** Begin PROVIDED RECORDS **

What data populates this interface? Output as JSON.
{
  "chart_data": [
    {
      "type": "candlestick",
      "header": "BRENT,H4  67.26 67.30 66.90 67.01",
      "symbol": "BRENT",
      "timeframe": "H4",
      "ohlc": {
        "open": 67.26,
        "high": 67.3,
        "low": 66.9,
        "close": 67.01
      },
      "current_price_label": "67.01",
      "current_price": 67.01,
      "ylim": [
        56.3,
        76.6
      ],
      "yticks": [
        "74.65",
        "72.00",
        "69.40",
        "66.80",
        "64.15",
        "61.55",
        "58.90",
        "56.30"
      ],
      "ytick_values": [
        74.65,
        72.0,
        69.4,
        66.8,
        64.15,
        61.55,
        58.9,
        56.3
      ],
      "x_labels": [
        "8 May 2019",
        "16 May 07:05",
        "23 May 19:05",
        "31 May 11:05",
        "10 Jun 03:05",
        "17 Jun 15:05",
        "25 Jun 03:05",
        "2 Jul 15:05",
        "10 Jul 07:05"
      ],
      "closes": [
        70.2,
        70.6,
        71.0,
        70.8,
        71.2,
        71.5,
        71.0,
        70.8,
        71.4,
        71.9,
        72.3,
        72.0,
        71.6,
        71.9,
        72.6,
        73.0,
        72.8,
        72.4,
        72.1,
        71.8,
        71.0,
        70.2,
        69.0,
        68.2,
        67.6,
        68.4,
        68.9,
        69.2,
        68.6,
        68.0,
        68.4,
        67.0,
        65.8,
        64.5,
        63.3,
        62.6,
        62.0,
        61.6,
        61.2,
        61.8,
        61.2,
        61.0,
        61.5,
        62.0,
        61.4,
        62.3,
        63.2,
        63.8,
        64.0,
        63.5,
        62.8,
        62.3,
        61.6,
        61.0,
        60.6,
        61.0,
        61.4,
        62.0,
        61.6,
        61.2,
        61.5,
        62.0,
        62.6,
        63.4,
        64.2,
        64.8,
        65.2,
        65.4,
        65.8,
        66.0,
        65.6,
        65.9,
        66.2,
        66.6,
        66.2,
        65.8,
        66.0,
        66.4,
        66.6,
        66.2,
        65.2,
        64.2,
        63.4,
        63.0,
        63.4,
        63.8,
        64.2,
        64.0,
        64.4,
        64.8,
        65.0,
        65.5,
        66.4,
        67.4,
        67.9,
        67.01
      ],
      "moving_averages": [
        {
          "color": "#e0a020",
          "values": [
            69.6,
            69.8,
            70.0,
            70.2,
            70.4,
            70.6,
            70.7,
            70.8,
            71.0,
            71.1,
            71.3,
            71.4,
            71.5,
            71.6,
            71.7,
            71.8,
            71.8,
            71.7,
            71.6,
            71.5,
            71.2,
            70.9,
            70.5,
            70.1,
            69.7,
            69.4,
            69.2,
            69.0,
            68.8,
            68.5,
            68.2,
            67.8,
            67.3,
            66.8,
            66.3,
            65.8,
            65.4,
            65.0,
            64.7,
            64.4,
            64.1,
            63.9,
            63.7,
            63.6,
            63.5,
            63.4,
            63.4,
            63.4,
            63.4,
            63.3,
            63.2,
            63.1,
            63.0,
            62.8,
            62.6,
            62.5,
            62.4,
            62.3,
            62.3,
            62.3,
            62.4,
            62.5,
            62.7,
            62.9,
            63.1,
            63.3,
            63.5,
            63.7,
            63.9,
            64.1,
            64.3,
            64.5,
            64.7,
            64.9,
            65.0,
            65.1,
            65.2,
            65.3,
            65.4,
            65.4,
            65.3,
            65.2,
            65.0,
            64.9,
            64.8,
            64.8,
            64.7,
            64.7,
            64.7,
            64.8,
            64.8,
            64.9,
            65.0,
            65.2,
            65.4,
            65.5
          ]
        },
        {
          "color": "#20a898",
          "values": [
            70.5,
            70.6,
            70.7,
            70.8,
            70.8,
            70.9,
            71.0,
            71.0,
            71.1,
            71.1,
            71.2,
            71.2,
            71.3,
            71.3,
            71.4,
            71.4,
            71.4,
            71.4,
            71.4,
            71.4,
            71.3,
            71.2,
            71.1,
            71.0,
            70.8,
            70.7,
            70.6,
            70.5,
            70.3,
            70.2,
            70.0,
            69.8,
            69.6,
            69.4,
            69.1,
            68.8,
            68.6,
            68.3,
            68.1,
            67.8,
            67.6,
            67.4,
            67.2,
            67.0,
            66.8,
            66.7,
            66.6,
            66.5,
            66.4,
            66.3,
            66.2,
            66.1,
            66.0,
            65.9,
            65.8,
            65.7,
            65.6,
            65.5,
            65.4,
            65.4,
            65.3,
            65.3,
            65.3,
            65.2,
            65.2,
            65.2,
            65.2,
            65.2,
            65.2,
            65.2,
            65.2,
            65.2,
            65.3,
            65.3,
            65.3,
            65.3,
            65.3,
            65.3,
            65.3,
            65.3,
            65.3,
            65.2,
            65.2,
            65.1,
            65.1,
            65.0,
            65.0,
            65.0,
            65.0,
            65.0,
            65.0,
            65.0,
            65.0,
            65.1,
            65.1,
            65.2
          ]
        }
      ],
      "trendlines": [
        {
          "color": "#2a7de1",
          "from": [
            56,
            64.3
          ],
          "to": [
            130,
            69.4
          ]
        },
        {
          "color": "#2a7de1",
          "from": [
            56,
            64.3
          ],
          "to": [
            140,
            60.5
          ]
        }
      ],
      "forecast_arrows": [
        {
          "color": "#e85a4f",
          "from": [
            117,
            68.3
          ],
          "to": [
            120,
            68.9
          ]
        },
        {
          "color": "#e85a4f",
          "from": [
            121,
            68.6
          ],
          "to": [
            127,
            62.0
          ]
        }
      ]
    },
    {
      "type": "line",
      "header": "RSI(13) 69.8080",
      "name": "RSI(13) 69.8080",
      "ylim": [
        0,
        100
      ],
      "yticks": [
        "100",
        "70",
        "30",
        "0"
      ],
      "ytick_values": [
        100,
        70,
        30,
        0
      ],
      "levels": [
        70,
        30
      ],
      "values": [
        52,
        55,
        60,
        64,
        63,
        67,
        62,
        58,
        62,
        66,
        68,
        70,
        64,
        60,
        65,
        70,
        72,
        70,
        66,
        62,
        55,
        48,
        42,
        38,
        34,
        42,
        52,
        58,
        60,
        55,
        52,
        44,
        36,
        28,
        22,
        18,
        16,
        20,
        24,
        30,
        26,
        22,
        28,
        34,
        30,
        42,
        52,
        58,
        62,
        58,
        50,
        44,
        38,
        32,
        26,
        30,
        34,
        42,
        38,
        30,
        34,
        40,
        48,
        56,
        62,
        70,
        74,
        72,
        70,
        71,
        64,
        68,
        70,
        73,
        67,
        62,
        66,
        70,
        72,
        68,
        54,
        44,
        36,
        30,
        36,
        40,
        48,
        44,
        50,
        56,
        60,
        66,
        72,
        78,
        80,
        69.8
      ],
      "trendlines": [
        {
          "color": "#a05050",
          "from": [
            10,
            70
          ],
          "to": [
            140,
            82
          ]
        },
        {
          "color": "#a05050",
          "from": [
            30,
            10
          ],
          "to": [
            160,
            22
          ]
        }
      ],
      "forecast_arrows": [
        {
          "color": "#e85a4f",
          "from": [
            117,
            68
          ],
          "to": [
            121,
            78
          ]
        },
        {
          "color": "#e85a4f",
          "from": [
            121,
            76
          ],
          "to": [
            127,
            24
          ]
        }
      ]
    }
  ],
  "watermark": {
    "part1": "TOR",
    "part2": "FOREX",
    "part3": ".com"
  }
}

** End PROVIDED RECORDS **

> [OBJECTIVE] The records above should be returned exactly.

> [SOLUTION FOR THIS TASK]
What data populates this interface? Output as JSON.
{
  "chart_data": [
    {
      "type": "candlestick",
      "header": "BRENT,H4  67.26 67.30 66.90 67.01",
      "symbol": "BRENT",
      "timeframe": "H4",
      "ohlc": {
        "open": 67.26,
        "high": 67.3,
        "low": 66.9,
        "close": 67.01
      },
      "current_price_label": "67.01",
      "current_price": 67.01,
      "ylim": [
        56.3,
        76.6
      ],
      "yticks": [
        "74.65",
        "72.00",
        "69.40",
        "66.80",
        "64.15",
        "61.55",
        "58.90",
        "56.30"
      ],
      "ytick_values": [
        74.65,
        72.0,
        69.4,
        66.8,
        64.15,
        61.55,
        58.9,
        56.3
      ],
      "x_labels": [
        "8 May 2019",
        "16 May 07:05",
        "23 May 19:05",
        "31 May 11:05",
        "10 Jun 03:05",
        "17 Jun 15:05",
        "25 Jun 03:05",
        "2 Jul 15:05",
        "10 Jul 07:05"
      ],
      "closes": [
        70.2,
        70.6,
        71.0,
        70.8,
        71.2,
        71.5,
        71.0,
        70.8,
        71.4,
        71.9,
        72.3,
        72.0,
        71.6,
        71.9,
        72.6,
        73.0,
        72.8,
        72.4,
        72.1,
        71.8,
        71.0,
        70.2,
        69.0,
        68.2,
        67.6,
        68.4,
        68.9,
        69.2,
        68.6,
        68.0,
        68.4,
        67.0,
        65.8,
        64.5,
        63.3,
        62.6,
        62.0,
        61.6,
        61.2,
        61.8,
        61.2,
        61.0,
        61.5,
        62.0,
        61.4,
        62.3,
        63.2,
        63.8,
        64.0,
        63.5,
        62.8,
        62.3,
        61.6,
        61.0,
        60.6,
        61.0,
        61.4,
        62.0,
        61.6,
        61.2,
        61.5,
        62.0,
        62.6,
        63.4,
        64.2,
        64.8,
        65.2,
        65.4,
        65.8,
        66.0,
        65.6,
        65.9,
        66.2,
        66.6,
        66.2,
        65.8,
        66.0,
        66.4,
        66.6,
        66.2,
        65.2,
        64.2,
        63.4,
        63.0,
        63.4,
        63.8,
        64.2,
        64.0,
        64.4,
        64.8,
        65.0,
        65.5,
        66.4,
        67.4,
        67.9,
        67.01
      ],
      "moving_averages": [
        {
          "color": "#e0a020",
          "values": [
            69.6,
            69.8,
            70.0,
            70.2,
            70.4,
            70.6,
            70.7,
            70.8,
            71.0,
            71.1,
            71.3,
            71.4,
            71.5,
            71.6,
            71.7,
            71.8,
            71.8,
            71.7,
            71.6,
            71.5,
            71.2,
            70.9,
            70.5,
            70.1,
            69.7,
            69.4,
            69.2,
            69.0,
            68.8,
            68.5,
            68.2,
            67.8,
            67.3,
            66.8,
            66.3,
            65.8,
            65.4,
            65.0,
            64.7,
            64.4,
            64.1,
            63.9,
            63.7,
            63.6,
            63.5,
            63.4,
            63.4,
            63.4,
            63.4,
            63.3,
            63.2,
            63.1,
            63.0,
            62.8,
            62.6,
            62.5,
            62.4,
            62.3,
            62.3,
            62.3,
            62.4,
            62.5,
            62.7,
            62.9,
            63.1,
            63.3,
            63.5,
            63.7,
            63.9,
            64.1,
            64.3,
            64.5,
            64.7,
            64.9,
            65.0,
            65.1,
            65.2,
            65.3,
            65.4,
            65.4,
            65.3,
            65.2,
            65.0,
            64.9,
            64.8,
            64.8,
            64.7,
            64.7,
            64.7,
            64.8,
            64.8,
            64.9,
            65.0,
            65.2,
            65.4,
            65.5
          ]
        },
        {
          "color": "#20a898",
          "values": [
            70.5,
            70.6,
            70.7,
            70.8,
            70.8,
            70.9,
            71.0,
            71.0,
            71.1,
            71.1,
            71.2,
            71.2,
            71.3,
            71.3,
            71.4,
            71.4,
            71.4,
            71.4,
            71.4,
            71.4,
            71.3,
            71.2,
            71.1,
            71.0,
            70.8,
            70.7,
            70.6,
            70.5,
            70.3,
            70.2,
            70.0,
            69.8,
            69.6,
            69.4,
            69.1,
            68.8,
            68.6,
            68.3,
            68.1,
            67.8,
            67.6,
            67.4,
            67.2,
            67.0,
            66.8,
            66.7,
            66.6,
            66.5,
            66.4,
            66.3,
            66.2,
            66.1,
            66.0,
            65.9,
            65.8,
            65.7,
            65.6,
            65.5,
            65.4,
            65.4,
            65.3,
            65.3,
            65.3,
            65.2,
            65.2,
            65.2,
            65.2,
            65.2,
            65.2,
            65.2,
            65.2,
            65.2,
            65.3,
            65.3,
            65.3,
            65.3,
            65.3,
            65.3,
            65.3,
            65.3,
            65.3,
            65.2,
            65.2,
            65.1,
            65.1,
            65.0,
            65.0,
            65.0,
            65.0,
            65.0,
            65.0,
            65.0,
            65.0,
            65.1,
            65.1,
            65.2
          ]
        }
      ],
      "trendlines": [
        {
          "color": "#2a7de1",
          "from": [
            56,
            64.3
          ],
          "to": [
            130,
            69.4
          ]
        },
        {
          "color": "#2a7de1",
          "from": [
            56,
            64.3
          ],
          "to": [
            140,
            60.5
          ]
        }
      ],
      "forecast_arrows": [
        {
          "color": "#e85a4f",
          "from": [
            117,
            68.3
          ],
          "to": [
            120,
            68.9
          ]
        },
        {
          "color": "#e85a4f",
          "from": [
            121,
            68.6
          ],
          "to": [
            127,
            62.0
          ]
        }
      ]
    },
    {
      "type": "line",
      "header": "RSI(13) 69.8080",
      "name": "RSI(13) 69.8080",
      "ylim": [
        0,
        100
      ],
      "yticks": [
        "100",
        "70",
        "30",
        "0"
      ],
      "ytick_values": [
        100,
        70,
        30,
        0
      ],
      "levels": [
        70,
        30
      ],
      "values": [
        52,
        55,
        60,
        64,
        63,
        67,
        62,
        58,
        62,
        66,
        68,
        70,
        64,
        60,
        65,
        70,
        72,
        70,
        66,
        62,
        55,
        48,
        42,
        38,
        34,
        42,
        52,
        58,
        60,
        55,
        52,
        44,
        36,
        28,
        22,
        18,
        16,
        20,
        24,
        30,
        26,
        22,
        28,
        34,
        30,
        42,
        52,
        58,
        62,
        58,
        50,
        44,
        38,
        32,
        26,
        30,
        34,
        42,
        38,
        30,
        34,
        40,
        48,
        56,
        62,
        70,
        74,
        72,
        70,
        71,
        64,
        68,
        70,
        73,
        67,
        62,
        66,
        70,
        72,
        68,
        54,
        44,
        36,
        30,
        36,
        40,
        48,
        44,
        50,
        56,
        60,
        66,
        72,
        78,
        80,
        69.8
      ],
      "trendlines": [
        {
          "color": "#a05050",
          "from": [
            10,
            70
          ],
          "to": [
            140,
            82
          ]
        },
        {
          "color": "#a05050",
          "from": [
            30,
            10
          ],
          "to": [
            160,
            22
          ]
        }
      ],
      "forecast_arrows": [
        {
          "color": "#e85a4f",
          "from": [
            117,
            68
          ],
          "to": [
            121,
            78
          ]
        },
        {
          "color": "#e85a4f",
          "from": [
            121,
            76
          ],
          "to": [
            127,
            24
          ]
        }
      ]
    }
  ],
  "watermark": {
    "part1": "TOR",
    "part2": "FOREX",
    "part3": ".com"
  }
}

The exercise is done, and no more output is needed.